_What you need to do_: Show all lines of the listing that hold the word "interface".

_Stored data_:
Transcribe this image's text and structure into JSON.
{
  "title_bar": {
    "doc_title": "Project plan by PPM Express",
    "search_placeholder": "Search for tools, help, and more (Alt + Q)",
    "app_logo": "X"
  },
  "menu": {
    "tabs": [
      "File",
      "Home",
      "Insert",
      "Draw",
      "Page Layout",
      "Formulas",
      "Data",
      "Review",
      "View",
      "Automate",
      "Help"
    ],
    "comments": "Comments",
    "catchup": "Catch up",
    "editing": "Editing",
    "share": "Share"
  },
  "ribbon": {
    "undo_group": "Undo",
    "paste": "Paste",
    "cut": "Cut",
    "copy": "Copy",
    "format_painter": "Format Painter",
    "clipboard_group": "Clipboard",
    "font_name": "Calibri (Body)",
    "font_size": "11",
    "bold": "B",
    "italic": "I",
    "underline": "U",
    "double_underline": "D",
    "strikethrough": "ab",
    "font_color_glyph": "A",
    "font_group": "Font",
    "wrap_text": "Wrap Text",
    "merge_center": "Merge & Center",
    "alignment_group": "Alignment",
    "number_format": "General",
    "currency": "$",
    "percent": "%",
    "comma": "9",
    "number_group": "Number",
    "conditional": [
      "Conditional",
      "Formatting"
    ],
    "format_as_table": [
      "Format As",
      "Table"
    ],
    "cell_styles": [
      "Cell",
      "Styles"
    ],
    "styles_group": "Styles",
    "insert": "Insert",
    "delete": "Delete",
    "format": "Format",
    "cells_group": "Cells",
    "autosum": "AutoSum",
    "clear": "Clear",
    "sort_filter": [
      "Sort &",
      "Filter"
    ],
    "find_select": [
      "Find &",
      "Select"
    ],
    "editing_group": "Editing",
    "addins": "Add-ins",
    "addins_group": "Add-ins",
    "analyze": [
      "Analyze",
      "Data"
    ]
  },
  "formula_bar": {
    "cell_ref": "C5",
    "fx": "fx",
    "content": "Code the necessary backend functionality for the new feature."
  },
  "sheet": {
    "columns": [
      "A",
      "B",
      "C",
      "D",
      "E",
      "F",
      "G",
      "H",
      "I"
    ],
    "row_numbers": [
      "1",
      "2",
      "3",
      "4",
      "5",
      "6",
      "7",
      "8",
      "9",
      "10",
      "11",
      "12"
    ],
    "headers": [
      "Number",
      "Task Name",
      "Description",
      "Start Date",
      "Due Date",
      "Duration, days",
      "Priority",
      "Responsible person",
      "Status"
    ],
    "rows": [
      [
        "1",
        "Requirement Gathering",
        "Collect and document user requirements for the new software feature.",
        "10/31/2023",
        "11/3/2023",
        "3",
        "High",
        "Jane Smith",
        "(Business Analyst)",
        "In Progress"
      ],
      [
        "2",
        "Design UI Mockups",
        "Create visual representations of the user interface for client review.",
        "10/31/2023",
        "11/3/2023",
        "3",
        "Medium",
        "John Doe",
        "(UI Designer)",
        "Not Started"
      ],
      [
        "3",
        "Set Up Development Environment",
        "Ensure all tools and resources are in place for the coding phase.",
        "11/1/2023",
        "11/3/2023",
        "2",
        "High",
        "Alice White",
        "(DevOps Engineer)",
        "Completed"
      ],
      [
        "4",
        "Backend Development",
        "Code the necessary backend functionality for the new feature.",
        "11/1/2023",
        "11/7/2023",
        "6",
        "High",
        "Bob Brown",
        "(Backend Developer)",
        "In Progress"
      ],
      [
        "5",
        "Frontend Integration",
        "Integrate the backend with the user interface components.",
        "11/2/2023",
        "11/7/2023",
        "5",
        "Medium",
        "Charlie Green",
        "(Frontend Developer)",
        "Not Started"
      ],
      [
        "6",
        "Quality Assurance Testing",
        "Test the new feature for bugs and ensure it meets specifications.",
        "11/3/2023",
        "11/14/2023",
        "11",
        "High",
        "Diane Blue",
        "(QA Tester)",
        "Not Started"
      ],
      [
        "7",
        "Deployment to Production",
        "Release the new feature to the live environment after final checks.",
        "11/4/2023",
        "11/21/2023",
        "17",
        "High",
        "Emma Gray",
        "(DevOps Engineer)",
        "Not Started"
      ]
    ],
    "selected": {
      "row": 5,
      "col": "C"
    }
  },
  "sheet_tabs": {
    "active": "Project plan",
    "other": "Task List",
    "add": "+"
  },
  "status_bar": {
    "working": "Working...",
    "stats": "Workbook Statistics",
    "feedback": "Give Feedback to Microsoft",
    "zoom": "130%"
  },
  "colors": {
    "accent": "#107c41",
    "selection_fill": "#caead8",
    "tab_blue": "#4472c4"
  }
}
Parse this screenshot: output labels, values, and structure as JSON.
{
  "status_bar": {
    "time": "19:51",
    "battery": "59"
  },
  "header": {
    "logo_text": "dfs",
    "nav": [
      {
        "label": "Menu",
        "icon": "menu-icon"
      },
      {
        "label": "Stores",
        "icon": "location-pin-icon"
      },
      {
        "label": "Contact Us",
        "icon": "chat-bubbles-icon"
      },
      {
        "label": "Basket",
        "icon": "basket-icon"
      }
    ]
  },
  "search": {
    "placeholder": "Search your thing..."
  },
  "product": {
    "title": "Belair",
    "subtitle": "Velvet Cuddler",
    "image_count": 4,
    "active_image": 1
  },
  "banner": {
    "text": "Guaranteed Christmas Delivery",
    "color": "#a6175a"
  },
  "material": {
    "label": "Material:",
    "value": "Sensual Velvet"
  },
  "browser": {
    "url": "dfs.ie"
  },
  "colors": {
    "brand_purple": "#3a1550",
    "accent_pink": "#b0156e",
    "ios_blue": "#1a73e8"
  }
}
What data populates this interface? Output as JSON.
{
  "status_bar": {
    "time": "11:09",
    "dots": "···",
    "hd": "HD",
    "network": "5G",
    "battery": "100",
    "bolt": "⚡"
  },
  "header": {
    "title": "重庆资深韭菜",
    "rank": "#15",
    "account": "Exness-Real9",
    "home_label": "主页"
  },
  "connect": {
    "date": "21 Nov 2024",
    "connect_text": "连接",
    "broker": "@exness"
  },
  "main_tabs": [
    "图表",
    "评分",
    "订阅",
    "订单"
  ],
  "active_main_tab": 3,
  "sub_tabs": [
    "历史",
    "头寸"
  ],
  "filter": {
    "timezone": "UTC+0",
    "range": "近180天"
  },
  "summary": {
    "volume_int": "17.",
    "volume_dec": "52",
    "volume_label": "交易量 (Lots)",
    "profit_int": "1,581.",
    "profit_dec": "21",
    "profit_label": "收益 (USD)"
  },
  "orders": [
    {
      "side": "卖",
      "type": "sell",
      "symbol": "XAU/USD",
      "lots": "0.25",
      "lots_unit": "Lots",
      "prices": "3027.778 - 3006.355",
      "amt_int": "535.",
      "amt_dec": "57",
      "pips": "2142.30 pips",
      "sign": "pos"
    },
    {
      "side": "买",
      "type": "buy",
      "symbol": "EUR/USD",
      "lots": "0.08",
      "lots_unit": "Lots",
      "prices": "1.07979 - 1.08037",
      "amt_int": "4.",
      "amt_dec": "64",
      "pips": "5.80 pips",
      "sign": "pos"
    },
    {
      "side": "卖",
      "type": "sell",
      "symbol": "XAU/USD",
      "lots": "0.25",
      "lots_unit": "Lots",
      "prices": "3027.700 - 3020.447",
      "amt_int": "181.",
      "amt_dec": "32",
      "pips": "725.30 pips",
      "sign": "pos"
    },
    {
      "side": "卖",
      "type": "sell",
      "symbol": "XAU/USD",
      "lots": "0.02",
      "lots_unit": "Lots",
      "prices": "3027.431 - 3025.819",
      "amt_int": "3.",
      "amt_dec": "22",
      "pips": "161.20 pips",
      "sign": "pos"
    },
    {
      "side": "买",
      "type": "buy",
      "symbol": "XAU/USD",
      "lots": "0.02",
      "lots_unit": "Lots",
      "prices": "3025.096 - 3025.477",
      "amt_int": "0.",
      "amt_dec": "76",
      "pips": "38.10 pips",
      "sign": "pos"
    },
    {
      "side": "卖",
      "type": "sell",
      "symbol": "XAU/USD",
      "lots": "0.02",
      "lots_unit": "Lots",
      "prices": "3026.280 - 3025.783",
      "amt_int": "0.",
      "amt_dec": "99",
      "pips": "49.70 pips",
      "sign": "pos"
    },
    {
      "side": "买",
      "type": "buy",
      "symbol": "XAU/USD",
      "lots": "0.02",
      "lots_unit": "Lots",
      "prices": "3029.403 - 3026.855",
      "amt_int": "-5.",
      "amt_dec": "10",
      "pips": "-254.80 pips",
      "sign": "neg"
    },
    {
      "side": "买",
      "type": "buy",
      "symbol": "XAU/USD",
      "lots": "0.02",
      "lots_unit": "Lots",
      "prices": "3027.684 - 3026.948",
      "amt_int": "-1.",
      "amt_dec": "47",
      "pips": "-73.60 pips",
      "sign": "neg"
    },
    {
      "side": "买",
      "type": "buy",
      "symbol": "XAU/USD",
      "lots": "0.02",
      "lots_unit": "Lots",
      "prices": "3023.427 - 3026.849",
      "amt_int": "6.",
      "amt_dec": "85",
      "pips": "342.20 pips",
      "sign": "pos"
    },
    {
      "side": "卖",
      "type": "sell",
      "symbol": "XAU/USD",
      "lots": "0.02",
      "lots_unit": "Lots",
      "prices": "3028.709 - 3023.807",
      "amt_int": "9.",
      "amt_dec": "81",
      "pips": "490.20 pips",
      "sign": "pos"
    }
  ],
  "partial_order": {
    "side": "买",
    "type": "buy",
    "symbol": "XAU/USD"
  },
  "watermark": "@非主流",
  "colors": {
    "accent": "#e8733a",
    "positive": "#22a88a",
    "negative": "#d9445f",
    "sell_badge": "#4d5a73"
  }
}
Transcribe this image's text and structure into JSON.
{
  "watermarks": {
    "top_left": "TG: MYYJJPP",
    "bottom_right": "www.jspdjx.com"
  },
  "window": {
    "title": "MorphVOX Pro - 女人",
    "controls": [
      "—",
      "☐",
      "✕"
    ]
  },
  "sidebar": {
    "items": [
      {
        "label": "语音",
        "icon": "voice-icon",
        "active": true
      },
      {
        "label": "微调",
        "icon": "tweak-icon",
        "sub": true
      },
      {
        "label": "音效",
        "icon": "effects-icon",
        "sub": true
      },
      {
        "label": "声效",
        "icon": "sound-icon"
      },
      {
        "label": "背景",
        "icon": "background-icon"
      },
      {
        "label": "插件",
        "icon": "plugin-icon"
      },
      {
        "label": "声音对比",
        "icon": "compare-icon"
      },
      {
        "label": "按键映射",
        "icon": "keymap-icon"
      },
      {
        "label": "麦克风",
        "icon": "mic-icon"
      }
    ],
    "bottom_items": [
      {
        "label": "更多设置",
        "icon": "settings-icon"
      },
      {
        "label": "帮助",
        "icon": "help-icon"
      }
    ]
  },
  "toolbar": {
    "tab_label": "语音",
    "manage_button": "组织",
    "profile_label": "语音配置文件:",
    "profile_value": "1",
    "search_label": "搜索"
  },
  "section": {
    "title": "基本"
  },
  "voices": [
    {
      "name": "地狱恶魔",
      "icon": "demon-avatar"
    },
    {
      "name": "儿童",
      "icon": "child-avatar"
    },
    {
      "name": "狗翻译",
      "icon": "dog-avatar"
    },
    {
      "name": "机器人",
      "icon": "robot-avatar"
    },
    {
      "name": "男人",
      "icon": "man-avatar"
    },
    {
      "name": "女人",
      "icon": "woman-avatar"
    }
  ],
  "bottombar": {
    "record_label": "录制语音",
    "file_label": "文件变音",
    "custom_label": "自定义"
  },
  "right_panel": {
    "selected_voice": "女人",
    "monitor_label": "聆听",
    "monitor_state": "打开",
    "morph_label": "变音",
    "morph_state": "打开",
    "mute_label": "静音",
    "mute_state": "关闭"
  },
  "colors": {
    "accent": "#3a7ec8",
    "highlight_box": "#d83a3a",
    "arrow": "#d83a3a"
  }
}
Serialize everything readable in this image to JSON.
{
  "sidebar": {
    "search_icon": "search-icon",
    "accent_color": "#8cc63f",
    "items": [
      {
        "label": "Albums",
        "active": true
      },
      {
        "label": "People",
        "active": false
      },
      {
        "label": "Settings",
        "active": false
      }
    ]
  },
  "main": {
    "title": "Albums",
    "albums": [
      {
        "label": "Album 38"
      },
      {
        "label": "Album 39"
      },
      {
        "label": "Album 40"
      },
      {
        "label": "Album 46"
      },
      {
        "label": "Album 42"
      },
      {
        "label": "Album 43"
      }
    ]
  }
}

_Result of the task_:
        "Create visual representations of the user interface for client review.",
        "Integrate the backend with the user interface components.",
What data populates this interface? Output as JSON.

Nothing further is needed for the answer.